# [Exercise objective]
Give the listing again in full, exactly as written.

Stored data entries
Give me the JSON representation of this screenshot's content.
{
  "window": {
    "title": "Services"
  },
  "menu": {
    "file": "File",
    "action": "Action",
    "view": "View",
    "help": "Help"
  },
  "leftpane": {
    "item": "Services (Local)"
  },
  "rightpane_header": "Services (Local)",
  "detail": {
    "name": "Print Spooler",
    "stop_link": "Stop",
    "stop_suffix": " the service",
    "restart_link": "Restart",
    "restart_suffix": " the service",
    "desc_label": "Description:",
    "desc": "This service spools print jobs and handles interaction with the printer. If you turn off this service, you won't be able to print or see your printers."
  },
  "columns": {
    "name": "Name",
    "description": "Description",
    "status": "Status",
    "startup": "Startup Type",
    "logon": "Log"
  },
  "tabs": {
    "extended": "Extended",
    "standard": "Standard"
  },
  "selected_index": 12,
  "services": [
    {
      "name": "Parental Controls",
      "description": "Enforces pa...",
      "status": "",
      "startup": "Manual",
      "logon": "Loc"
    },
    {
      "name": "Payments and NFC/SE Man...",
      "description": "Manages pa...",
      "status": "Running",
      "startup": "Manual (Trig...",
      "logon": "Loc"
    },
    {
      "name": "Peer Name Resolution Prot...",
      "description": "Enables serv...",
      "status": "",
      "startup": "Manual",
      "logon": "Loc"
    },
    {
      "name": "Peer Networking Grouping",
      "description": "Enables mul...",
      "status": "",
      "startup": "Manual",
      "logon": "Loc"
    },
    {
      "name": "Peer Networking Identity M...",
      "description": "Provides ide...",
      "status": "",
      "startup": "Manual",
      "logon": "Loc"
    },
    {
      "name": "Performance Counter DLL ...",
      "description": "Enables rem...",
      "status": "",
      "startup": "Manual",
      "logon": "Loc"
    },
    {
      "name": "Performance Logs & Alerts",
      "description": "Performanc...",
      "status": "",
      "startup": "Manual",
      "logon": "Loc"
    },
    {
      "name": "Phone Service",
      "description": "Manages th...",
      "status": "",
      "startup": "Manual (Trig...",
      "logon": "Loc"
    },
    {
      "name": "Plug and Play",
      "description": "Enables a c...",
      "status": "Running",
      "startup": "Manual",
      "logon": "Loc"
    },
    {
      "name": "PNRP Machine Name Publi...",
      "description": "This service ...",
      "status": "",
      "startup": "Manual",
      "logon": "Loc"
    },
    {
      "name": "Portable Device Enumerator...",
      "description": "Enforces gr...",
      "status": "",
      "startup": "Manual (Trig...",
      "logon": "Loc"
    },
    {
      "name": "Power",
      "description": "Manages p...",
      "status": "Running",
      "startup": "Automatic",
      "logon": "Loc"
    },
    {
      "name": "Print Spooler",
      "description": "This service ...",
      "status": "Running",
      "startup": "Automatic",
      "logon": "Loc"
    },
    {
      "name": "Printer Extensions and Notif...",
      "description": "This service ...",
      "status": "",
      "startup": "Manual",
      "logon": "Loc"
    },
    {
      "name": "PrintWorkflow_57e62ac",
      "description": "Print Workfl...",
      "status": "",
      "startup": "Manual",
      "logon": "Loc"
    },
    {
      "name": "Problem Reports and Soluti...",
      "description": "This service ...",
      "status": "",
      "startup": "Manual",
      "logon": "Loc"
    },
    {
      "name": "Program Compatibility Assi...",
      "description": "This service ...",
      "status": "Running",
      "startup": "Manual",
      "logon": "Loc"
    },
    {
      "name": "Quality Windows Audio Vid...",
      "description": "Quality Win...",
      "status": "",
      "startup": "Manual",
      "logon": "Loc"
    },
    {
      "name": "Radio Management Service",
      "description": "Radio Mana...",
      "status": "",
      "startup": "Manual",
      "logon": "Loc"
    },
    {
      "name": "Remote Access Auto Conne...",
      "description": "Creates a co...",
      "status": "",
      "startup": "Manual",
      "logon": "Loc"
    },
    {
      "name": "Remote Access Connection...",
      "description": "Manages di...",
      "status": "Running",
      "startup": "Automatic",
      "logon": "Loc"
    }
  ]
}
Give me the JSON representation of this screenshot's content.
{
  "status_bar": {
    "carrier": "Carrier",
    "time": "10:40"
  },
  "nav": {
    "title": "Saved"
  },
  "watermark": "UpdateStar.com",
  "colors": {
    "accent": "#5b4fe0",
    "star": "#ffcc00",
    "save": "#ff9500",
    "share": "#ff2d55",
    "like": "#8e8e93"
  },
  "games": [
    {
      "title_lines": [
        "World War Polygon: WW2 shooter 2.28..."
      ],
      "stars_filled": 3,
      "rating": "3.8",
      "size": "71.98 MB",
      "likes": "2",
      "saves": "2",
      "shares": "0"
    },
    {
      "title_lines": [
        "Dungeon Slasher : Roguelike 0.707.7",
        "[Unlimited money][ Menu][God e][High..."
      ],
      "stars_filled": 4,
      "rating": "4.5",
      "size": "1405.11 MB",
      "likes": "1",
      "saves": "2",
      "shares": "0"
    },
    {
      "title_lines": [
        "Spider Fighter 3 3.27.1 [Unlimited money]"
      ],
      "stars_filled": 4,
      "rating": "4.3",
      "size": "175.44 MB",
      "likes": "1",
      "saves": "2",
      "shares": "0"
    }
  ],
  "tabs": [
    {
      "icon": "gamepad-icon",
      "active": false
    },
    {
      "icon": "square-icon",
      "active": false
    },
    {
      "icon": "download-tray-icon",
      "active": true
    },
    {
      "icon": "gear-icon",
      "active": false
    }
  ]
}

# [Exercise solution]
Give me the JSON representation of this screenshot's content.
{
  "window": {
    "title": "Services"
  },
  "menu": {
    "file": "File",
    "action": "Action",
    "view": "View",
    "help": "Help"
  },
  "leftpane": {
    "item": "Services (Local)"
  },
  "rightpane_header": "Services (Local)",
  "detail": {
    "name": "Print Spooler",
    "stop_link": "Stop",
    "stop_suffix": " the service",
    "restart_link": "Restart",
    "restart_suffix": " the service",
    "desc_label": "Description:",
    "desc": "This service spools print jobs and handles interaction with the printer. If you turn off this service, you won't be able to print or see your printers."
  },
  "columns": {
    "name": "Name",
    "description": "Description",
    "status": "Status",
    "startup": "Startup Type",
    "logon": "Log"
  },
  "tabs": {
    "extended": "Extended",
    "standard": "Standard"
  },
  "selected_index": 12,
  "services": [
    {
      "name": "Parental Controls",
      "description": "Enforces pa...",
      "status": "",
      "startup": "Manual",
      "logon": "Loc"
    },
    {
      "name": "Payments and NFC/SE Man...",
      "description": "Manages pa...",
      "status": "Running",
      "startup": "Manual (Trig...",
      "logon": "Loc"
    },
    {
      "name": "Peer Name Resolution Prot...",
      "description": "Enables serv...",
      "status": "",
      "startup": "Manual",
      "logon": "Loc"
    },
    {
      "name": "Peer Networking Grouping",
      "description": "Enables mul...",
      "status": "",
      "startup": "Manual",
      "logon": "Loc"
    },
    {
      "name": "Peer Networking Identity M...",
      "description": "Provides ide...",
      "status": "",
      "startup": "Manual",
      "logon": "Loc"
    },
    {
      "name": "Performance Counter DLL ...",
      "description": "Enables rem...",
      "status": "",
      "startup": "Manual",
      "logon": "Loc"
    },
    {
      "name": "Performance Logs & Alerts",
      "description": "Performanc...",
      "status": "",
      "startup": "Manual",
      "logon": "Loc"
    },
    {
      "name": "Phone Service",
      "description": "Manages th...",
      "status": "",
      "startup": "Manual (Trig...",
      "logon": "Loc"
    },
    {
      "name": "Plug and Play",
      "description": "Enables a c...",
      "status": "Running",
      "startup": "Manual",
      "logon": "Loc"
    },
    {
      "name": "PNRP Machine Name Publi...",
      "description": "This service ...",
      "status": "",
      "startup": "Manual",
      "logon": "Loc"
    },
    {
      "name": "Portable Device Enumerator...",
      "description": "Enforces gr...",
      "status": "",
      "startup": "Manual (Trig...",
      "logon": "Loc"
    },
    {
      "name": "Power",
      "description": "Manages p...",
      "status": "Running",
      "startup": "Automatic",
      "logon": "Loc"
    },
    {
      "name": "Print Spooler",
      "description": "This service ...",
      "status": "Running",
      "startup": "Automatic",
      "logon": "Loc"
    },
    {
      "name": "Printer Extensions and Notif...",
      "description": "This service ...",
      "status": "",
      "startup": "Manual",
      "logon": "Loc"
    },
    {
      "name": "PrintWorkflow_57e62ac",
      "description": "Print Workfl...",
      "status": "",
      "startup": "Manual",
      "logon": "Loc"
    },
    {
      "name": "Problem Reports and Soluti...",
      "description": "This service ...",
      "status": "",
      "startup": "Manual",
      "logon": "Loc"
    },
    {
      "name": "Program Compatibility Assi...",
      "description": "This service ...",
      "status": "Running",
      "startup": "Manual",
      "logon": "Loc"
    },
    {
      "name": "Quality Windows Audio Vid...",
      "description": "Quality Win...",
      "status": "",
      "startup": "Manual",
      "logon": "Loc"
    },
    {
      "name": "Radio Management Service",
      "description": "Radio Mana...",
      "status": "",
      "startup": "Manual",
      "logon": "Loc"
    },
    {
      "name": "Remote Access Auto Conne...",
      "description": "Creates a co...",
      "status": "",
      "startup": "Manual",
      "logon": "Loc"
    },
    {
      "name": "Remote Access Connection...",
      "description": "Manages di...",
      "status": "Running",
      "startup": "Automatic",
      "logon": "Loc"
    }
  ]
}
Give me the JSON representation of this screenshot's content.
{
  "status_bar": {
    "carrier": "Carrier",
    "time": "10:40"
  },
  "nav": {
    "title": "Saved"
  },
  "watermark": "UpdateStar.com",
  "colors": {
    "accent": "#5b4fe0",
    "star": "#ffcc00",
    "save": "#ff9500",
    "share": "#ff2d55",
    "like": "#8e8e93"
  },
  "games": [
    {
      "title_lines": [
        "World War Polygon: WW2 shooter 2.28..."
      ],
      "stars_filled": 3,
      "rating": "3.8",
      "size": "71.98 MB",
      "likes": "2",
      "saves": "2",
      "shares": "0"
    },
    {
      "title_lines": [
        "Dungeon Slasher : Roguelike 0.707.7",
        "[Unlimited money][ Menu][God e][High..."
      ],
      "stars_filled": 4,
      "rating": "4.5",
      "size": "1405.11 MB",
      "likes": "1",
      "saves": "2",
      "shares": "0"
    },
    {
      "title_lines": [
        "Spider Fighter 3 3.27.1 [Unlimited money]"
      ],
      "stars_filled": 4,
      "rating": "4.3",
      "size": "175.44 MB",
      "likes": "1",
      "saves": "2",
      "shares": "0"
    }
  ],
  "tabs": [
    {
      "icon": "gamepad-icon",
      "active": false
    },
    {
      "icon": "square-icon",
      "active": false
    },
    {
      "icon": "download-tray-icon",
      "active": true
    },
    {
      "icon": "gear-icon",
      "active": false
    }
  ]
}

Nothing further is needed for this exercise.